◆ WHAT TO WORK ON
Each line that holds the word "title" counts once. Give the total number of such lines and nothing else.
┌──
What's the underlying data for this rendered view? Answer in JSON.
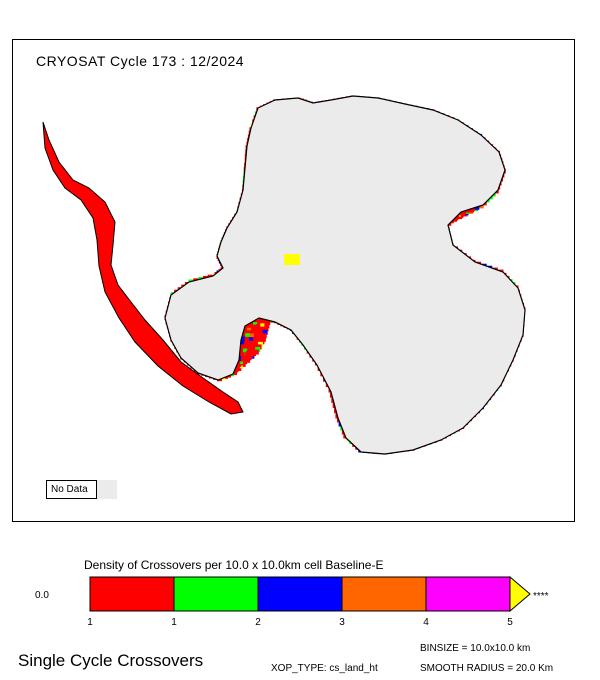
{
  "map": {
    "title": "CRYOSAT Cycle 173 : 12/2024",
    "nodata_label": "No Data",
    "nodata_color": "#ebebeb",
    "land_color": "#ebebeb",
    "coast_color": "#000000"
  },
  "legend": {
    "title": "Density of Crossovers per  10.0 x  10.0km cell Baseline-E",
    "zero_label": "0.0",
    "overflow_label": "****",
    "ticks": [
      "1",
      "1",
      "2",
      "3",
      "4",
      "5"
    ],
    "classes": [
      {
        "color": "#ff0000"
      },
      {
        "color": "#00ff00"
      },
      {
        "color": "#0000ff"
      },
      {
        "color": "#ff6600"
      },
      {
        "color": "#ff00ff"
      },
      {
        "color": "#ffff00"
      }
    ]
  },
  "footer": {
    "title": "Single Cycle Crossovers",
    "binsize": "BINSIZE = 10.0x10.0 km",
    "xop_type": "XOP_TYPE: cs_land_ht",
    "smooth_radius": "SMOOTH RADIUS =  20.0 Km"
  }
}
└──
◆ FULL OUTPUT
3